[Source data]

[Start]

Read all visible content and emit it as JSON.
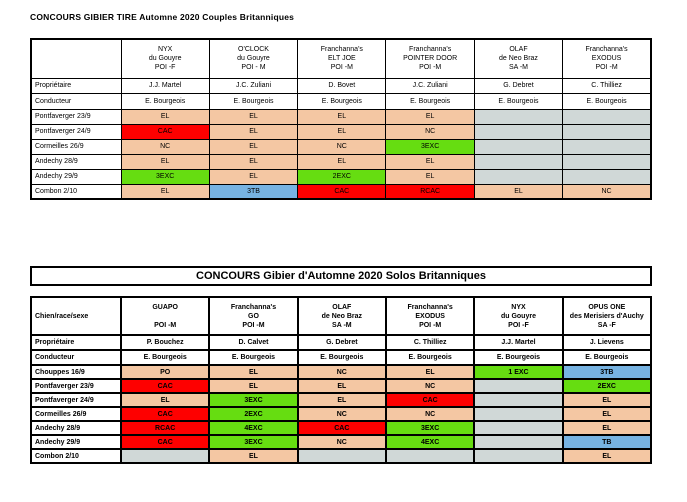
{
  "colors": {
    "salmon": "#F4C7A3",
    "red": "#FE0000",
    "green": "#66DD11",
    "blue": "#77B3E2",
    "gray": "#D0D8D7",
    "white": "#FFFFFF"
  },
  "table1": {
    "title": "CONCOURS GIBIER TIRE Automne 2020 Couples Britanniques",
    "corner_label": "",
    "row_labels": {
      "owner": "Propriétaire",
      "handler": "Conducteur"
    },
    "dogs": [
      {
        "name_lines": [
          "NYX",
          "du Gouyre",
          "POI -F"
        ],
        "owner": "J.J. Martel",
        "handler": "E. Bourgeois"
      },
      {
        "name_lines": [
          "O'CLOCK",
          "du  Gouyre",
          "POI - M"
        ],
        "owner": "J.C. Zuliani",
        "handler": "E. Bourgeois"
      },
      {
        "name_lines": [
          "Franchanna's",
          "ELT JOE",
          "POI -M"
        ],
        "owner": "D. Bovet",
        "handler": "E. Bourgeois"
      },
      {
        "name_lines": [
          "Franchanna's",
          "POINTER DOOR",
          "POI -M"
        ],
        "owner": "J.C. Zuliani",
        "handler": "E. Bourgeois"
      },
      {
        "name_lines": [
          "OLAF",
          "de Neo Braz",
          "SA -M"
        ],
        "owner": "G. Debret",
        "handler": "E. Bourgeois"
      },
      {
        "name_lines": [
          "Franchanna's",
          "EXODUS",
          "POI -M"
        ],
        "owner": "C. Thilliez",
        "handler": "E. Bourgeois"
      }
    ],
    "events": [
      {
        "label": "Pontfaverger 23/9",
        "results": [
          {
            "t": "EL",
            "c": "salmon"
          },
          {
            "t": "EL",
            "c": "salmon"
          },
          {
            "t": "EL",
            "c": "salmon"
          },
          {
            "t": "EL",
            "c": "salmon"
          },
          {
            "t": "",
            "c": "gray"
          },
          {
            "t": "",
            "c": "gray"
          }
        ]
      },
      {
        "label": "Pontfaverger 24/9",
        "results": [
          {
            "t": "CAC",
            "c": "red"
          },
          {
            "t": "EL",
            "c": "salmon"
          },
          {
            "t": "EL",
            "c": "salmon"
          },
          {
            "t": "NC",
            "c": "salmon"
          },
          {
            "t": "",
            "c": "gray"
          },
          {
            "t": "",
            "c": "gray"
          }
        ]
      },
      {
        "label": "Cormeilles 26/9",
        "results": [
          {
            "t": "NC",
            "c": "salmon"
          },
          {
            "t": "EL",
            "c": "salmon"
          },
          {
            "t": "NC",
            "c": "salmon"
          },
          {
            "t": "3EXC",
            "c": "green"
          },
          {
            "t": "",
            "c": "gray"
          },
          {
            "t": "",
            "c": "gray"
          }
        ]
      },
      {
        "label": "Andechy 28/9",
        "results": [
          {
            "t": "EL",
            "c": "salmon"
          },
          {
            "t": "EL",
            "c": "salmon"
          },
          {
            "t": "EL",
            "c": "salmon"
          },
          {
            "t": "EL",
            "c": "salmon"
          },
          {
            "t": "",
            "c": "gray"
          },
          {
            "t": "",
            "c": "gray"
          }
        ]
      },
      {
        "label": "Andechy 29/9",
        "results": [
          {
            "t": "3EXC",
            "c": "green"
          },
          {
            "t": "EL",
            "c": "salmon"
          },
          {
            "t": "2EXC",
            "c": "green"
          },
          {
            "t": "EL",
            "c": "salmon"
          },
          {
            "t": "",
            "c": "gray"
          },
          {
            "t": "",
            "c": "gray"
          }
        ]
      },
      {
        "label": "Combon 2/10",
        "results": [
          {
            "t": "EL",
            "c": "salmon"
          },
          {
            "t": "3TB",
            "c": "blue"
          },
          {
            "t": "CAC",
            "c": "red"
          },
          {
            "t": "RCAC",
            "c": "red"
          },
          {
            "t": "EL",
            "c": "salmon"
          },
          {
            "t": "NC",
            "c": "salmon"
          }
        ]
      }
    ]
  },
  "table2": {
    "title": "CONCOURS Gibier d'Automne 2020 Solos Britanniques",
    "corner_label": "Chien/race/sexe",
    "row_labels": {
      "owner": "Propriétaire",
      "handler": "Conducteur"
    },
    "dogs": [
      {
        "name_lines": [
          "GUAPO",
          "",
          "POI -M"
        ],
        "owner": "P. Bouchez",
        "handler": "E. Bourgeois"
      },
      {
        "name_lines": [
          "Franchanna's",
          "GO",
          "POI -M"
        ],
        "owner": "D. Calvet",
        "handler": "E. Bourgeois"
      },
      {
        "name_lines": [
          "OLAF",
          "de Neo Braz",
          "SA -M"
        ],
        "owner": "G. Debret",
        "handler": "E. Bourgeois"
      },
      {
        "name_lines": [
          "Franchanna's",
          "EXODUS",
          "POI -M"
        ],
        "owner": "C. Thilliez",
        "handler": "E. Bourgeois"
      },
      {
        "name_lines": [
          "NYX",
          "du Gouyre",
          "POI -F"
        ],
        "owner": "J.J. Martel",
        "handler": "E. Bourgeois"
      },
      {
        "name_lines": [
          "OPUS ONE",
          "des Merisiers d'Auchy",
          "SA -F"
        ],
        "owner": "J. Lievens",
        "handler": "E. Bourgeois"
      }
    ],
    "events": [
      {
        "label": "Chouppes 16/9",
        "results": [
          {
            "t": "PO",
            "c": "salmon"
          },
          {
            "t": "EL",
            "c": "salmon"
          },
          {
            "t": "NC",
            "c": "salmon"
          },
          {
            "t": "EL",
            "c": "salmon"
          },
          {
            "t": "1 EXC",
            "c": "green"
          },
          {
            "t": "3TB",
            "c": "blue"
          }
        ]
      },
      {
        "label": "Pontfaverger 23/9",
        "results": [
          {
            "t": "CAC",
            "c": "red"
          },
          {
            "t": "EL",
            "c": "salmon"
          },
          {
            "t": "EL",
            "c": "salmon"
          },
          {
            "t": "NC",
            "c": "salmon"
          },
          {
            "t": "",
            "c": "gray"
          },
          {
            "t": "2EXC",
            "c": "green"
          }
        ]
      },
      {
        "label": "Pontfaverger 24/9",
        "results": [
          {
            "t": "EL",
            "c": "salmon"
          },
          {
            "t": "3EXC",
            "c": "green"
          },
          {
            "t": "EL",
            "c": "salmon"
          },
          {
            "t": "CAC",
            "c": "red"
          },
          {
            "t": "",
            "c": "gray"
          },
          {
            "t": "EL",
            "c": "salmon"
          }
        ]
      },
      {
        "label": "Cormeilles 26/9",
        "results": [
          {
            "t": "CAC",
            "c": "red"
          },
          {
            "t": "2EXC",
            "c": "green"
          },
          {
            "t": "NC",
            "c": "salmon"
          },
          {
            "t": "NC",
            "c": "salmon"
          },
          {
            "t": "",
            "c": "gray"
          },
          {
            "t": "EL",
            "c": "salmon"
          }
        ]
      },
      {
        "label": "Andechy 28/9",
        "results": [
          {
            "t": "RCAC",
            "c": "red"
          },
          {
            "t": "4EXC",
            "c": "green"
          },
          {
            "t": "CAC",
            "c": "red"
          },
          {
            "t": "3EXC",
            "c": "green"
          },
          {
            "t": "",
            "c": "gray"
          },
          {
            "t": "EL",
            "c": "salmon"
          }
        ]
      },
      {
        "label": "Andechy 29/9",
        "results": [
          {
            "t": "CAC",
            "c": "red"
          },
          {
            "t": "3EXC",
            "c": "green"
          },
          {
            "t": "NC",
            "c": "salmon"
          },
          {
            "t": "4EXC",
            "c": "green"
          },
          {
            "t": "",
            "c": "gray"
          },
          {
            "t": "TB",
            "c": "blue"
          }
        ]
      },
      {
        "label": "Combon 2/10",
        "results": [
          {
            "t": "",
            "c": "gray"
          },
          {
            "t": "EL",
            "c": "salmon"
          },
          {
            "t": "",
            "c": "gray"
          },
          {
            "t": "",
            "c": "gray"
          },
          {
            "t": "",
            "c": "gray"
          },
          {
            "t": "EL",
            "c": "salmon"
          }
        ]
      }
    ]
  }
}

[End]

[Exercise instructions] In the records above, locate every line with the string "title" and copy it.

[Worked solution]
    "title": "CONCOURS GIBIER TIRE Automne 2020 Couples Britanniques",
    "title": "CONCOURS Gibier d'Automne 2020 Solos Britanniques",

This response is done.